▸ THE TASKS:
(a) From the essay below about being an exchange student in France, set down word for word the part that opens with the words containing "My classmates, seated" and closes with "like carcinogenic halos.".
(b) Translate this sentence from the essay below on French high school life into Spanish: "No one seemed to notice that I never actually inhaled."

▸ PASSAGE GIVEN:
Smoking Lessons: What Being a French HS Student Really Taught Me
- njheck962
- Feb 18, 2023
- 4 min read
Updated: Mar 3, 2023
“Voulez-vous-en?” I asked, extending a cigarette from the package like I had seen in the movies. I had been a foreign exchange student in France for three months, and I was starting to fit in, or so it seemed.

My classmates, seated on the bench in the high school's courtyard, took the Gitanes expertly between their fingers and blew smoke in oval rings that floated over their heads like carcinogenic halos.
They were experts at the exhale. This made sense----smoking wasn't illegal or even taboo, despite the fact that we were only 16 and still on school property.
So smoke on, mes amis.
No one seemed to notice that I never actually inhaled. Instead, I held the cigarette limply in my right hand. I then poised the left on my hip like Sylvie, my chiffon-scarfed classmate who had clearly been raised on Elle and champagne.
The cigarette was a prop.
Or rather, a barter----my tobacco for their conversation practice. Shivering on the bench, I studied their lips, translating in my head.
Bernard, the class math whiz, rambled on in his southern French accent about his eventual entry into the Concours Générale, a national competition for upperclassmen. “I think I really stand a chance,” he said between puffs.
I was finally starting to understand after month of floundering. “The teacher says I am le meilleur,” he continued with a confident use of the French superlative: "the best."
I rolled my eyes and made a mental note to look up “jackass” in the dictionary for future use. For four years, I had hunched naively over verb charts and vocab lists only to decode schoolyard strutting, a language that needs no words.

I looked around at my classmates for confirmation of my disgust, but their eyes were not rolling. Instead, I saw only nods of agreement. He was, in fact, “the best” according to every test we’d taken. They saw no need to disagree. The valedictorian at my hometown high school would have been publicly shunned for confidence like that, but the students here accepted Bernard’s smug superiority. They just kept chatting and blowing smoke rings.

▸ RECORD EXCERPTS:

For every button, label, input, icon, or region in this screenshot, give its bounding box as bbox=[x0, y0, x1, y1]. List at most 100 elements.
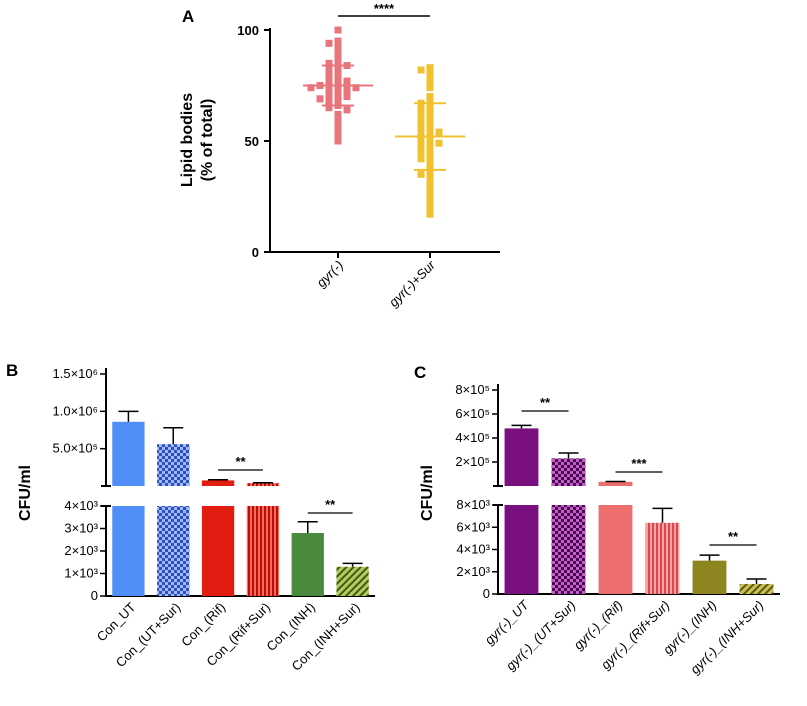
panel-a-point bbox=[343, 106, 351, 114]
panel-a-point bbox=[352, 84, 360, 92]
panel-a-letter: A bbox=[182, 7, 194, 26]
bar bbox=[504, 428, 539, 486]
panel-a-point bbox=[334, 130, 342, 138]
bar bbox=[112, 421, 145, 486]
panel-a-point bbox=[426, 210, 434, 218]
panel-a-point bbox=[426, 64, 434, 72]
panel-a-point bbox=[417, 148, 425, 156]
panel-a: A Lipid bodies (% of total) 0 50 100 gyr(-… bbox=[179, 1, 500, 310]
panel-a-ytick-label: 0 bbox=[252, 245, 259, 260]
bar bbox=[645, 522, 680, 594]
panel-b: B CFU/ml 5.0×10⁵ 1.0×10⁶ 1.5×10⁶ 0 1×10³ 2×10… bbox=[6, 361, 375, 674]
panel-a-point bbox=[334, 126, 342, 134]
panel-a-point bbox=[325, 99, 333, 107]
ytick-label: 4×10⁵ bbox=[455, 430, 490, 445]
panel-a-point bbox=[334, 26, 342, 34]
bar-lower-segment bbox=[157, 506, 190, 596]
significance-label: *** bbox=[631, 456, 647, 471]
panel-a-point bbox=[417, 106, 425, 114]
ytick-label: 3×10³ bbox=[64, 521, 98, 536]
panel-a-point bbox=[334, 110, 342, 118]
ytick-label: 1×10³ bbox=[64, 566, 98, 581]
panel-a-point bbox=[426, 199, 434, 207]
panel-a-point bbox=[334, 115, 342, 123]
ytick-label: 1.0×10⁶ bbox=[53, 403, 98, 418]
bar bbox=[246, 483, 280, 486]
ytick-label: 2×10³ bbox=[456, 564, 490, 579]
panel-a-significance-label: **** bbox=[374, 1, 395, 16]
significance-label: ** bbox=[540, 395, 551, 410]
panel-a-point bbox=[435, 139, 443, 147]
panel-a-point bbox=[325, 104, 333, 112]
panel-a-point bbox=[417, 144, 425, 152]
panel-a-point bbox=[334, 48, 342, 56]
bar bbox=[157, 444, 190, 486]
ytick-label: 6×10⁵ bbox=[455, 406, 490, 421]
panel-a-point bbox=[334, 53, 342, 61]
panel-a-point bbox=[426, 186, 434, 194]
panel-a-point bbox=[334, 57, 342, 65]
panel-a-point bbox=[426, 181, 434, 189]
bar bbox=[291, 533, 324, 596]
panel-a-ylabel-line2: (% of total) bbox=[199, 99, 216, 182]
bar bbox=[739, 583, 774, 594]
ytick-label: 2×10³ bbox=[64, 543, 98, 558]
panel-a-point bbox=[426, 77, 434, 85]
panel-a-point bbox=[435, 128, 443, 136]
bar-lower-segment bbox=[598, 505, 633, 594]
panel-a-point bbox=[426, 97, 434, 105]
panel-a-point bbox=[325, 93, 333, 101]
bar-lower-segment bbox=[246, 506, 280, 596]
panel-a-point bbox=[334, 137, 342, 145]
panel-a-point bbox=[417, 121, 425, 129]
panel-a-point bbox=[334, 37, 342, 45]
panel-b-ylabel: CFU/ml bbox=[17, 465, 34, 521]
bar-lower-segment bbox=[551, 505, 586, 594]
bar bbox=[551, 458, 586, 486]
panel-a-point bbox=[426, 93, 434, 101]
significance-label: ** bbox=[325, 497, 336, 512]
panel-a-point bbox=[325, 59, 333, 67]
panel-a-point bbox=[334, 44, 342, 52]
bar-lower-segment bbox=[201, 506, 235, 596]
bar bbox=[201, 480, 235, 486]
ytick-label: 2×10⁵ bbox=[455, 454, 490, 469]
panel-a-ylabel-line1: Lipid bodies bbox=[179, 93, 196, 187]
panel-a-point bbox=[316, 95, 324, 103]
significance-label: ** bbox=[235, 454, 246, 469]
panel-a-point bbox=[417, 115, 425, 123]
ytick-label: 6×10³ bbox=[456, 519, 490, 534]
panel-a-ytick-label: 50 bbox=[245, 134, 259, 149]
panel-a-point bbox=[426, 193, 434, 200]
panel-a-point bbox=[325, 39, 333, 47]
ytick-label: 0 bbox=[91, 588, 98, 603]
panel-a-point bbox=[417, 110, 425, 118]
panel-a-point bbox=[325, 75, 333, 83]
ytick-label: 1.5×10⁶ bbox=[53, 366, 98, 381]
panel-a-point bbox=[307, 84, 315, 92]
panel-c: C CFU/ml 2×10⁵ 4×10⁵ 6×10⁵ 8×10⁵ 0 2×10³ 4×10³… bbox=[414, 363, 780, 677]
panel-a-point bbox=[426, 70, 434, 78]
panel-c-ylabel: CFU/ml bbox=[419, 465, 436, 521]
panel-a-point bbox=[417, 66, 425, 74]
panel-a-point bbox=[426, 175, 434, 183]
ytick-label: 4×10³ bbox=[456, 542, 490, 557]
panel-a-ytick-label: 100 bbox=[237, 23, 259, 38]
bar bbox=[692, 560, 727, 594]
panel-a-category-label: gyr(-) bbox=[314, 258, 347, 291]
bar bbox=[336, 566, 369, 596]
panel-a-point bbox=[343, 88, 351, 96]
panel-a-point bbox=[417, 137, 425, 145]
panel-a-point bbox=[343, 77, 351, 85]
panel-a-category-label: gyr(-)+Sur bbox=[386, 257, 439, 310]
panel-a-point bbox=[417, 170, 425, 178]
panel-a-point bbox=[325, 66, 333, 74]
ytick-label: 5.0×10⁵ bbox=[52, 441, 98, 456]
bar-lower-segment bbox=[504, 505, 539, 594]
panel-a-point bbox=[334, 119, 342, 127]
bar bbox=[598, 481, 633, 486]
ytick-label: 8×10³ bbox=[456, 497, 490, 512]
panel-a-point bbox=[417, 126, 425, 134]
panel-a-point bbox=[343, 93, 351, 101]
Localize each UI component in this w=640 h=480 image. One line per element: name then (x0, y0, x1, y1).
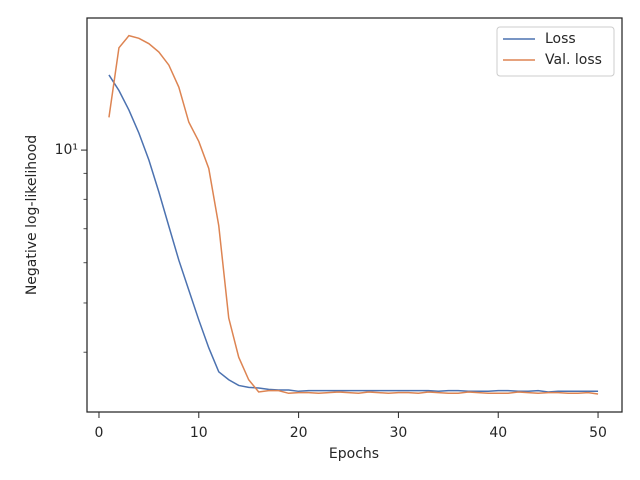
x-tick-label: 0 (95, 425, 104, 441)
x-tick-label: 30 (390, 425, 408, 441)
y-axis-label: Negative log-likelihood (24, 135, 40, 295)
legend-label: Loss (545, 31, 576, 47)
line (108, 34, 599, 395)
x-tick-label: 10 (190, 425, 208, 441)
x-axis-label: Epochs (329, 446, 379, 462)
y-tick-label: 10¹ (55, 142, 78, 158)
x-tick-label: 40 (489, 425, 507, 441)
plot-frame (86, 17, 623, 413)
x-tick-label: 20 (290, 425, 308, 441)
line (108, 74, 599, 393)
x-tick-label: 50 (589, 425, 607, 441)
legend-label: Val. loss (545, 52, 602, 68)
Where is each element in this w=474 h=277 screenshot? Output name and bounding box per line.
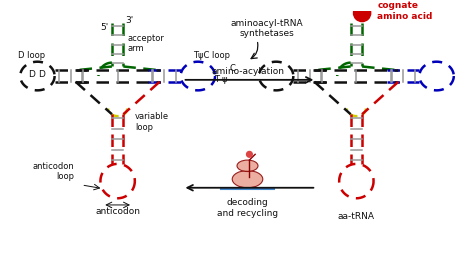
Text: TψC loop: TψC loop xyxy=(193,50,230,60)
Text: aa-tRNA: aa-tRNA xyxy=(338,212,375,220)
Circle shape xyxy=(246,152,252,157)
Text: aminoacyl-tRNA
synthetases: aminoacyl-tRNA synthetases xyxy=(230,19,303,38)
Text: 5': 5' xyxy=(100,23,108,32)
Text: decoding
and recycling: decoding and recycling xyxy=(217,198,278,218)
Text: acceptor
arm: acceptor arm xyxy=(127,34,164,53)
Text: 3': 3' xyxy=(125,16,134,25)
Text: anticodon: anticodon xyxy=(95,207,140,216)
Text: anticodon
loop: anticodon loop xyxy=(33,162,75,181)
Text: T: T xyxy=(214,75,219,84)
Text: variable
loop: variable loop xyxy=(135,112,169,132)
Text: C: C xyxy=(229,64,235,73)
Text: ψ: ψ xyxy=(222,75,228,84)
Text: D: D xyxy=(38,70,45,79)
Text: cognate
amino acid: cognate amino acid xyxy=(377,1,433,21)
Ellipse shape xyxy=(237,160,258,171)
Text: amino-acylation: amino-acylation xyxy=(211,67,284,76)
Circle shape xyxy=(354,4,371,22)
Text: D: D xyxy=(28,70,35,79)
Text: D loop: D loop xyxy=(18,50,46,60)
Ellipse shape xyxy=(232,171,263,188)
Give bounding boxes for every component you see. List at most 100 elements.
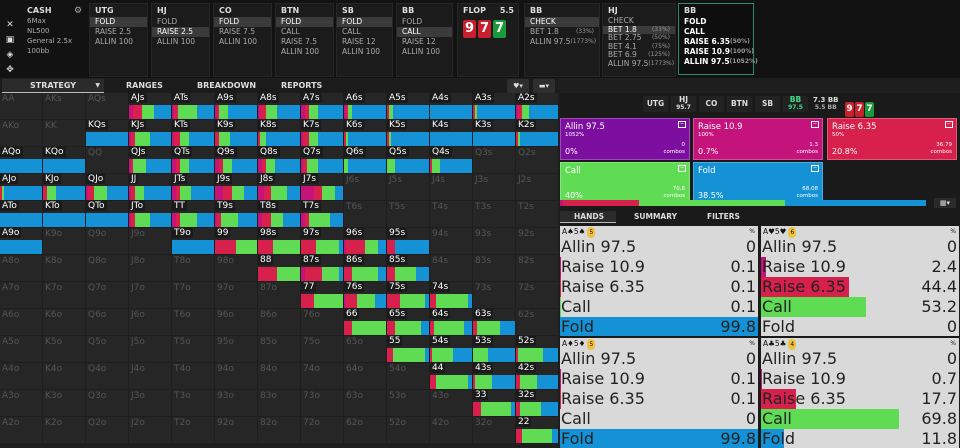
hand-cell[interactable]: Q8s	[258, 147, 300, 173]
action-option[interactable]: BET 2.75 (50%)	[603, 34, 675, 43]
hand-cell[interactable]: QJo	[86, 174, 128, 200]
hand-cell[interactable]: K2s	[516, 120, 558, 146]
hand-cell[interactable]: K8o	[43, 255, 85, 281]
hand-cell[interactable]: T3s	[473, 201, 515, 227]
action-box-allin[interactable]: Allin 97.5 1052% 0% 0 combos −	[560, 118, 690, 160]
action-option[interactable]: RAISE 2.5	[152, 27, 209, 37]
hand-cell[interactable]: J5o	[129, 336, 171, 362]
flop-action-box-hj_flop[interactable]: HJ CHECK BET 1.8 (33%) BET 2.75 (50%) BET 4.1 (…	[602, 3, 676, 77]
hand-cell[interactable]: J6o	[129, 309, 171, 335]
hand-cell[interactable]: J7o	[129, 282, 171, 308]
hand-cell[interactable]: A5o	[0, 336, 42, 362]
hand-cell[interactable]: 55	[387, 336, 429, 362]
action-option[interactable]: ALLIN 100	[214, 37, 271, 47]
hand-cell[interactable]: A4o	[0, 363, 42, 389]
tab-summary[interactable]: SUMMARY	[634, 212, 678, 221]
hand-cell[interactable]: T9s	[215, 201, 257, 227]
hand-cell[interactable]: 64s	[430, 309, 472, 335]
hand-cell[interactable]: K7s	[301, 120, 343, 146]
hand-cell[interactable]: 77	[301, 282, 343, 308]
hand-cell[interactable]: 73s	[473, 282, 515, 308]
hand-cell[interactable]: 86o	[258, 309, 300, 335]
game-settings[interactable]: CASH 6Max NL500 General 2.5x 100bb	[27, 6, 85, 56]
hand-cell[interactable]: K4o	[43, 363, 85, 389]
expand-icon[interactable]: −	[678, 165, 686, 172]
hand-cell[interactable]: 88	[258, 255, 300, 281]
hand-cell[interactable]: 52s	[516, 336, 558, 362]
hand-cell[interactable]: K6s	[344, 120, 386, 146]
seat-sb[interactable]: SB	[755, 96, 780, 112]
hand-cell[interactable]: T8s	[258, 201, 300, 227]
hand-cell[interactable]: ATo	[0, 201, 42, 227]
hand-cell[interactable]: Q7o	[86, 282, 128, 308]
hand-cell[interactable]: TT	[172, 201, 214, 227]
action-option[interactable]: ALLIN 100	[337, 47, 392, 57]
hand-cell[interactable]: A6s	[344, 93, 386, 119]
hand-detail-card[interactable]: A♠5♠ 5% Allin 97.5 0 Raise 10.9 0.1 Raise 6.35…	[560, 226, 758, 336]
hand-cell[interactable]: T4s	[430, 201, 472, 227]
hand-cell[interactable]: A8s	[258, 93, 300, 119]
action-option[interactable]: RAISE 7.5	[214, 27, 271, 37]
hand-cell[interactable]: 93o	[215, 390, 257, 416]
heart-icon[interactable]: ♥▾	[507, 79, 529, 93]
hand-cell[interactable]: 53s	[473, 336, 515, 362]
hand-cell[interactable]: 84s	[430, 255, 472, 281]
hand-cell[interactable]: 95s	[387, 228, 429, 254]
hand-cell[interactable]: J4s	[430, 174, 472, 200]
hand-cell[interactable]: 63s	[473, 309, 515, 335]
layout-icon[interactable]: ▬▾	[533, 79, 555, 93]
hand-cell[interactable]: Q9s	[215, 147, 257, 173]
hand-cell[interactable]: A9o	[0, 228, 42, 254]
hand-cell[interactable]: Q9o	[86, 228, 128, 254]
action-option[interactable]: RAISE 7.5	[276, 37, 333, 47]
hand-cell[interactable]: Q8o	[86, 255, 128, 281]
hand-cell[interactable]: 83o	[258, 390, 300, 416]
action-option[interactable]: BET 6.9 (125%)	[603, 51, 675, 60]
hand-cell[interactable]: J7s	[301, 174, 343, 200]
hand-cell[interactable]: 82s	[516, 255, 558, 281]
hand-cell[interactable]: 74s	[430, 282, 472, 308]
hand-cell[interactable]: 73o	[301, 390, 343, 416]
action-box-fold[interactable]: Fold 38.5% 68.08 combos −	[693, 162, 823, 204]
hand-cell[interactable]: Q3o	[86, 390, 128, 416]
hand-cell[interactable]: 92s	[516, 228, 558, 254]
seat-utg[interactable]: UTG	[643, 96, 668, 112]
action-box-raise_big[interactable]: Raise 10.9 100% 0.7% 1.3 combos −	[693, 118, 823, 160]
position-box-sb[interactable]: SB FOLD CALL RAISE 12 ALLIN 100	[336, 3, 393, 77]
hand-cell[interactable]: ATs	[172, 93, 214, 119]
hand-cell[interactable]: KK	[43, 120, 85, 146]
hand-cell[interactable]: 32s	[516, 390, 558, 416]
hand-cell[interactable]: 74o	[301, 363, 343, 389]
expand-icon[interactable]: −	[811, 121, 819, 128]
hand-cell[interactable]: 96s	[344, 228, 386, 254]
hand-cell[interactable]: KTo	[43, 201, 85, 227]
action-option[interactable]: ALLIN 97.5 (1773%)	[525, 37, 599, 47]
action-option[interactable]: RAISE 6.35 (50%)	[679, 37, 753, 47]
hand-cell[interactable]: Q2s	[516, 147, 558, 173]
action-option[interactable]: CALL	[679, 27, 753, 37]
hand-cell[interactable]: 97o	[215, 282, 257, 308]
hand-cell[interactable]: Q6o	[86, 309, 128, 335]
tab-filters[interactable]: FILTERS	[707, 212, 740, 221]
hand-cell[interactable]: Q3s	[473, 147, 515, 173]
hand-cell[interactable]: 85o	[258, 336, 300, 362]
hand-cell[interactable]: A3o	[0, 390, 42, 416]
action-option[interactable]: ALLIN 100	[276, 47, 333, 57]
hand-cell[interactable]: KJs	[129, 120, 171, 146]
hand-cell[interactable]: K3o	[43, 390, 85, 416]
hand-cell[interactable]: Q4o	[86, 363, 128, 389]
seat-bb[interactable]: BB 97.5	[783, 96, 808, 112]
hand-cell[interactable]: 95o	[215, 336, 257, 362]
hand-cell[interactable]: QTo	[86, 201, 128, 227]
hand-cell[interactable]: A4s	[430, 93, 472, 119]
hand-cell[interactable]: J9o	[129, 228, 171, 254]
hand-cell[interactable]: J8o	[129, 255, 171, 281]
position-box-utg[interactable]: UTG FOLD RAISE 2.5 ALLIN 100	[89, 3, 148, 77]
hand-cell[interactable]: T4o	[172, 363, 214, 389]
hand-cell[interactable]: 85s	[387, 255, 429, 281]
action-option[interactable]: ALLIN 100	[397, 47, 452, 57]
hand-cell[interactable]: KQs	[86, 120, 128, 146]
hand-cell[interactable]: 42s	[516, 363, 558, 389]
hand-cell[interactable]: T6s	[344, 201, 386, 227]
hand-cell[interactable]: 42o	[430, 417, 472, 443]
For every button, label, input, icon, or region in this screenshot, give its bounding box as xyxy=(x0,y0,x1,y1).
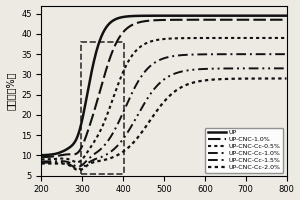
UP-CNC-Cc-1.5% xyxy=(153,87,157,89)
UP-CNC-Cc-2.0% xyxy=(153,112,157,114)
UP-CNC-Cc-2.0% xyxy=(149,118,152,121)
UP-CNC-Cc-2.0% xyxy=(285,77,288,80)
UP-CNC-Cc-0.5% xyxy=(153,39,157,42)
UP-CNC-Cc-1.0% xyxy=(144,70,147,72)
UP xyxy=(40,154,43,156)
Line: UP-CNC-Cc-1.0%: UP-CNC-Cc-1.0% xyxy=(41,54,286,167)
UP-CNC-Cc-0.5% xyxy=(58,157,62,160)
UP-CNC-1.0% xyxy=(144,20,147,22)
UP-CNC-Cc-1.5% xyxy=(69,164,72,166)
UP xyxy=(149,15,152,17)
UP-CNC-Cc-0.5% xyxy=(149,40,152,43)
UP xyxy=(69,146,72,148)
UP-CNC-Cc-1.5% xyxy=(285,67,288,70)
UP-CNC-Cc-1.0% xyxy=(153,61,157,64)
UP-CNC-Cc-0.5% xyxy=(285,37,288,39)
UP-CNC-1.0% xyxy=(149,19,152,22)
UP-CNC-Cc-1.5% xyxy=(144,100,147,103)
UP-CNC-Cc-2.0% xyxy=(58,162,62,165)
UP xyxy=(153,15,157,17)
UP-CNC-Cc-1.5% xyxy=(179,70,183,73)
UP-CNC-Cc-0.5% xyxy=(69,159,72,161)
UP-CNC-Cc-1.5% xyxy=(40,161,43,164)
Line: UP-CNC-Cc-1.5%: UP-CNC-Cc-1.5% xyxy=(41,68,286,169)
UP-CNC-Cc-0.5% xyxy=(75,161,79,163)
UP-CNC-1.0% xyxy=(58,154,62,157)
UP-CNC-Cc-0.5% xyxy=(144,42,147,45)
UP-CNC-Cc-0.5% xyxy=(40,158,43,161)
UP-CNC-Cc-2.0% xyxy=(40,162,43,165)
UP-CNC-Cc-1.5% xyxy=(58,161,62,164)
UP-CNC-1.0% xyxy=(179,19,183,21)
UP-CNC-Cc-2.0% xyxy=(144,126,147,128)
UP-CNC-1.0% xyxy=(69,153,72,156)
Bar xyxy=(81,42,124,174)
UP xyxy=(179,14,183,17)
UP-CNC-Cc-1.0% xyxy=(76,165,80,168)
Line: UP-CNC-1.0%: UP-CNC-1.0% xyxy=(41,20,286,157)
UP xyxy=(285,14,288,17)
Line: UP: UP xyxy=(41,16,286,155)
UP-CNC-Cc-2.0% xyxy=(77,169,80,171)
UP-CNC-Cc-1.0% xyxy=(179,54,183,56)
UP-CNC-1.0% xyxy=(285,19,288,21)
UP-CNC-Cc-1.0% xyxy=(40,160,43,163)
UP-CNC-Cc-1.0% xyxy=(285,53,288,55)
Legend: UP, UP-CNC-1.0%, UP-CNC-Cc-0.5%, UP-CNC-Cc-1.0%, UP-CNC-Cc-1.5%, UP-CNC-Cc-2.0%: UP, UP-CNC-1.0%, UP-CNC-Cc-0.5%, UP-CNC-… xyxy=(205,128,284,173)
Line: UP-CNC-Cc-0.5%: UP-CNC-Cc-0.5% xyxy=(41,38,286,162)
Y-axis label: 通过率（%）: 通过率（%） xyxy=(6,71,16,110)
UP-CNC-1.0% xyxy=(40,156,43,158)
UP-CNC-Cc-2.0% xyxy=(179,86,183,89)
UP-CNC-Cc-2.0% xyxy=(69,165,72,167)
UP xyxy=(58,151,62,154)
UP-CNC-Cc-1.5% xyxy=(149,92,152,95)
UP-CNC-1.0% xyxy=(153,19,157,21)
Line: UP-CNC-Cc-2.0%: UP-CNC-Cc-2.0% xyxy=(41,78,286,170)
UP-CNC-Cc-1.0% xyxy=(149,64,152,67)
UP-CNC-Cc-1.0% xyxy=(58,160,62,162)
UP xyxy=(144,15,147,17)
UP-CNC-Cc-1.0% xyxy=(69,162,72,164)
UP-CNC-Cc-1.5% xyxy=(77,168,80,170)
UP-CNC-Cc-0.5% xyxy=(179,37,183,39)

▸ RESPONSES TO THE EXERCISE:
(a)
My classmates, seated on the bench in the high school's courtyard, took the Gitanes expertly between their fingers and blew smoke in oval rings that floated over their heads like carcinogenic halos.

(b) Nadie parecía notar que en realidad nunca inhalaba.